__DATA__.
>>>

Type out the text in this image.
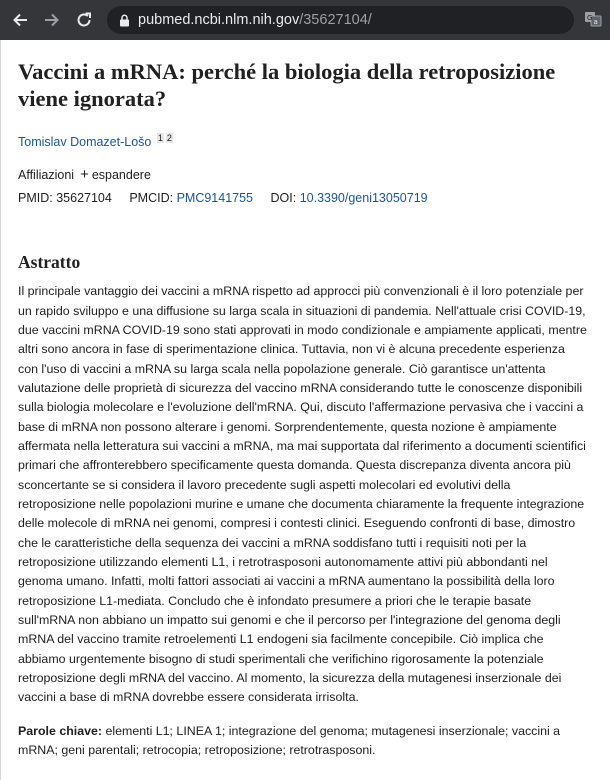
pubmed.ncbi.nlm.nih.gov/35627104/	G a
Vaccini a mRNA: perché la biologia della retroposizione viene ignorata?
Tomislav Domazet-Lošo $^1$ $^2$
Affiliazioni + espandere
PMID: 35627104 PMCID: PMC9141755 DOI: 10.3390/geni13050719
Astratto
Il principale vantaggio dei vaccini a mRNA rispetto ad approcci più convenzionali è il loro potenziale per un rapido sviluppo e una diffusione su larga scala in situazioni di pandemia. Nell'attuale crisi COVID-19, due vaccini mRNA COVID-19 sono stati approvati in modo condizionale e ampiamente applicati, mentre altri sono ancora in fase di sperimentazione clinica. Tuttavia, non vi è alcuna precedente esperienza con l'uso di vaccini a mRNA su larga scala nella popolazione generale. Ciò garantisce un'attenta valutazione delle proprietà di sicurezza del vaccino mRNA considerando tutte le conoscenze disponibili sulla biologia molecolare e l'evoluzione dell'mRNA. Qui, discuto l'affermazione pervasiva che i vaccini a base di mRNA non possono alterare i genomi. Sorprendentemente, questa nozione è ampiamente affermata nella letteratura sui vaccini a mRNA, ma mai supportata dal riferimento a documenti scientifici primari che affronterebbero specificamente questa domanda. Questa discrepanza diventa ancora più sconcertante se si considera il lavoro precedente sugli aspetti molecolari ed evolutivi della retroposizione nelle popolazioni murine e umane che documenta chiaramente la frequente integrazione delle molecole di mRNA nei genomi, compresi i contesti clinici. Eseguendo confronti di base, dimostro che le caratteristiche della sequenza dei vaccini a mRNA soddisfano tutti i requisiti noti per la retroposizione utilizzando elementi L1, i retrotrasposoni autonomamente attivi più abbondanti nel genoma umano. Infatti, molti fattori associati ai vaccini a mRNA aumentano la possibilità della loro retroposizione L1-mediata. Concludo che è infondato presumere a priori che le terapie basate sull'mRNA non abbiano un impatto sui genomi e che il percorso per l'integrazione del genoma degli mRNA del vaccino tramite retroelementi L1 endogeni sia facilmente concepibile. Ciò implica che abbiamo urgentemente bisogno di studi sperimentali che verifichino rigorosamente la potenziale retroposizione degli mRNA del vaccino. Al momento, la sicurezza della mutagenesi inserzionale dei vaccini a base di mRNA dovrebbe essere considerata irrisolta.
Parole chiave: elementi L1; LINEA 1; integrazione del genoma; mutagenesi inserzionale; vaccini a mRNA; geni parentali; retrocopia; retroposizione; retrotrasposoni.
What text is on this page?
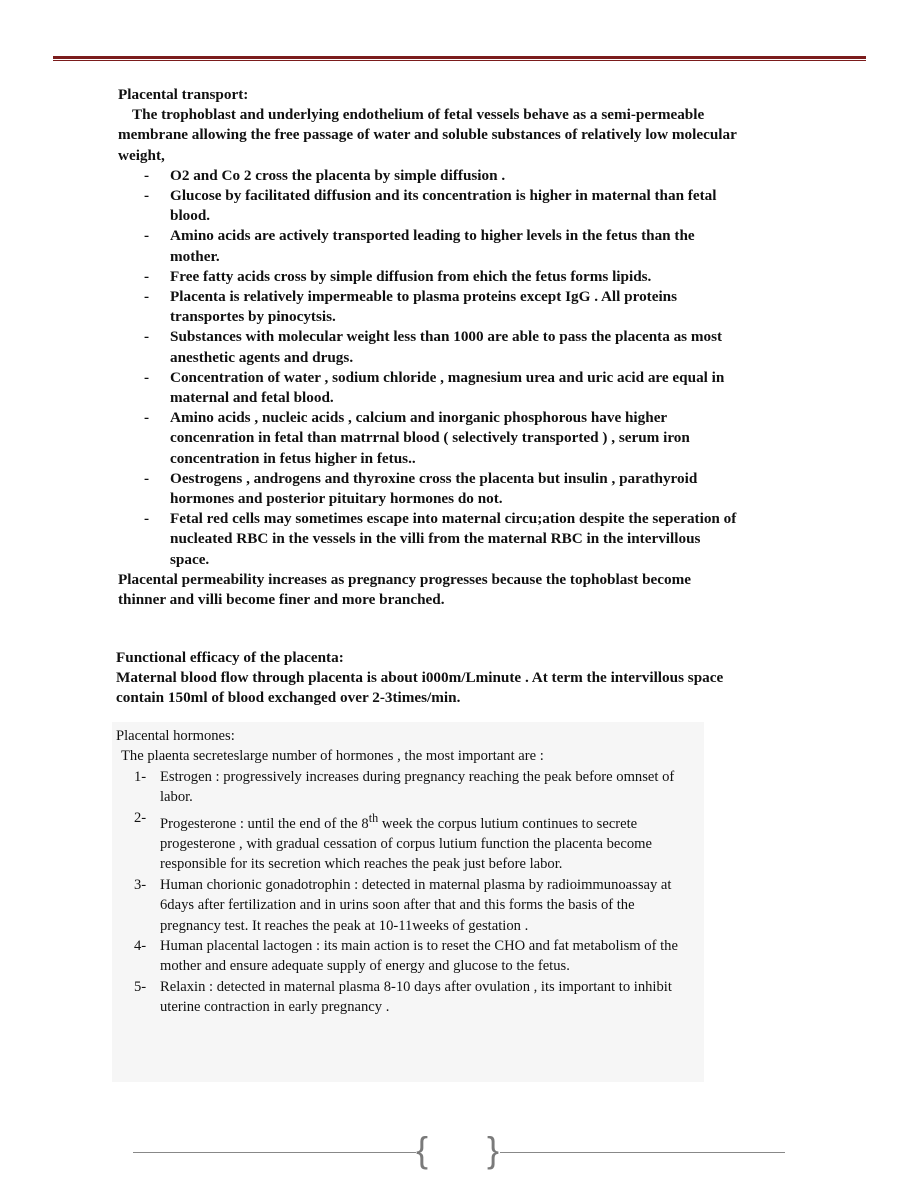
Placental transport:

The trophoblast and underlying endothelium of fetal vessels behave as a semi-permeable membrane allowing the free passage of water and soluble substances of relatively low molecular weight,

- O2 and Co 2 cross the placenta by simple diffusion .
- Glucose by facilitated diffusion and its concentration is higher in maternal than fetal blood.
- Amino acids are actively transported leading to higher levels in the fetus than the mother.
- Free fatty acids cross by simple diffusion from ehich the fetus forms lipids.
- Placenta is relatively impermeable to plasma proteins except IgG . All proteins transportes by pinocytsis.
- Substances with molecular weight less than 1000 are able to pass the placenta as most anesthetic agents and drugs.
- Concentration of water , sodium chloride , magnesium urea and uric acid are equal in maternal and fetal blood.
- Amino acids , nucleic acids , calcium and inorganic phosphorous have higher concenration in fetal than matrrnal blood ( selectively transported ) , serum iron concentration in fetus higher in fetus..
- Oestrogens , androgens and thyroxine cross the placenta but insulin , parathyroid hormones and posterior pituitary hormones do not.
- Fetal red cells may sometimes escape into maternal circu;ation despite the seperation of nucleated RBC in the vessels in the villi from the maternal RBC in the intervillous space.

Placental permeability increases as pregnancy progresses because the tophoblast become thinner and villi become finer and more branched.

Functional efficacy of the placenta:

Maternal blood flow through placenta is about i000m/Lminute . At term the intervillous space contain 150ml of blood exchanged over 2-3times/min.

Placental hormones:

The plaenta secreteslarge number of hormones , the most important are :

1- Estrogen : progressively increases during pregnancy reaching the peak before omnset of labor.
2- Progesterone : until the end of the 8th week the corpus lutium continues to secrete progesterone , with gradual cessation of corpus lutium function the placenta become responsible for its secretion which reaches the peak just before labor.
3- Human chorionic gonadotrophin : detected in maternal plasma by radioimmunoassay at 6days after fertilization and in urins soon after that and this forms the basis of the pregnancy test. It reaches the peak at 10-11weeks of gestation .
4- Human placental lactogen : its main action is to reset the CHO and fat metabolism of the mother and ensure adequate supply of energy and glucose to the fetus.
5- Relaxin : detected in maternal plasma 8-10 days after ovulation , its important to inhibit uterine contraction in early pregnancy .
{ }
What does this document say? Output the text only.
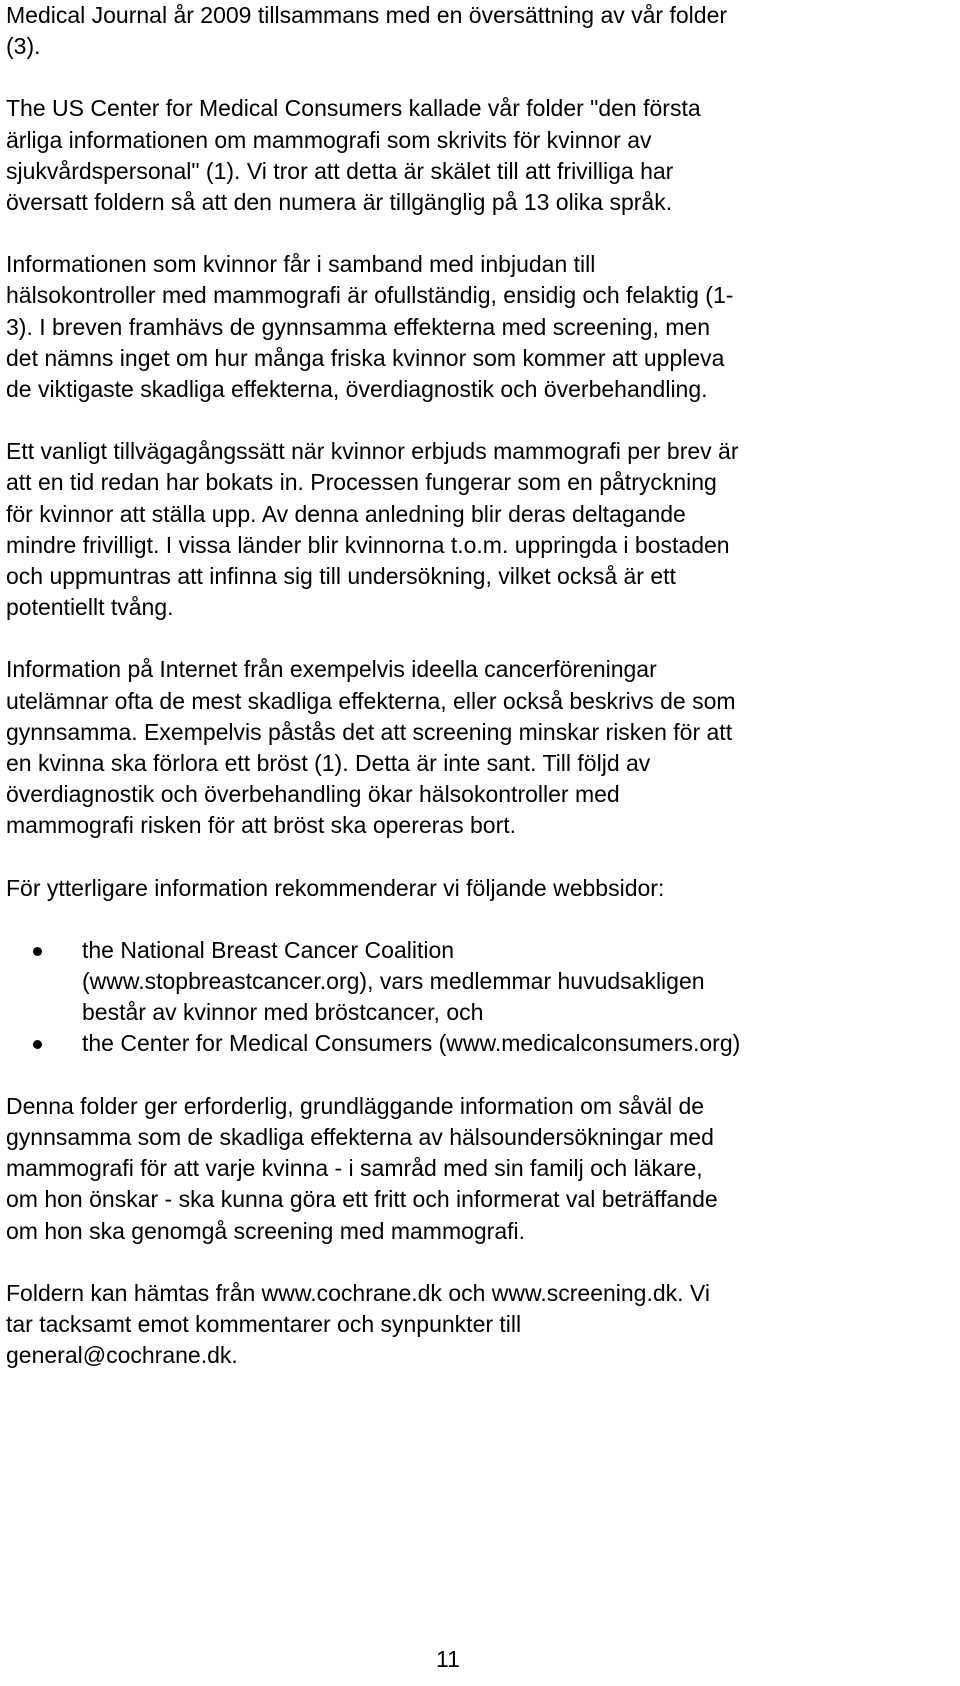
Medical Journal år 2009 tillsammans med en översättning av vår folder
(3).

The US Center for Medical Consumers kallade vår folder "den första
ärliga informationen om mammografi som skrivits för kvinnor av
sjukvårdspersonal" (1). Vi tror att detta är skälet till att frivilliga har
översatt foldern så att den numera är tillgänglig på 13 olika språk.

Informationen som kvinnor får i samband med inbjudan till
hälsokontroller med mammografi är ofullständig, ensidig och felaktig (1-
3). I breven framhävs de gynnsamma effekterna med screening, men
det nämns inget om hur många friska kvinnor som kommer att uppleva
de viktigaste skadliga effekterna, överdiagnostik och överbehandling.

Ett vanligt tillvägagångssätt när kvinnor erbjuds mammografi per brev är
att en tid redan har bokats in. Processen fungerar som en påtryckning
för kvinnor att ställa upp. Av denna anledning blir deras deltagande
mindre frivilligt. I vissa länder blir kvinnorna t.o.m. uppringda i bostaden
och uppmuntras att infinna sig till undersökning, vilket också är ett
potentiellt tvång.

Information på Internet från exempelvis ideella cancerföreningar
utelämnar ofta de mest skadliga effekterna, eller också beskrivs de som
gynnsamma. Exempelvis påstås det att screening minskar risken för att
en kvinna ska förlora ett bröst (1). Detta är inte sant. Till följd av
överdiagnostik och överbehandling ökar hälsokontroller med
mammografi risken för att bröst ska opereras bort.

För ytterligare information rekommenderar vi följande webbsidor:

the National Breast Cancer Coalition
(www.stopbreastcancer.org), vars medlemmar huvudsakligen
består av kvinnor med bröstcancer, och
the Center for Medical Consumers (www.medicalconsumers.org)

Denna folder ger erforderlig, grundläggande information om såväl de
gynnsamma som de skadliga effekterna av hälsoundersökningar med
mammografi för att varje kvinna - i samråd med sin familj och läkare,
om hon önskar - ska kunna göra ett fritt och informerat val beträffande
om hon ska genomgå screening med mammografi.

Foldern kan hämtas från www.cochrane.dk och www.screening.dk. Vi
tar tacksamt emot kommentarer och synpunkter till
general@cochrane.dk.

11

<<<

__PROMPT__. Within the entries, find all lines holding "Consumers" and copy each one.

__ANSWER AREA__.
The US Center for Medical Consumers kallade vår folder "den första
the Center for Medical Consumers (www.medicalconsumers.org)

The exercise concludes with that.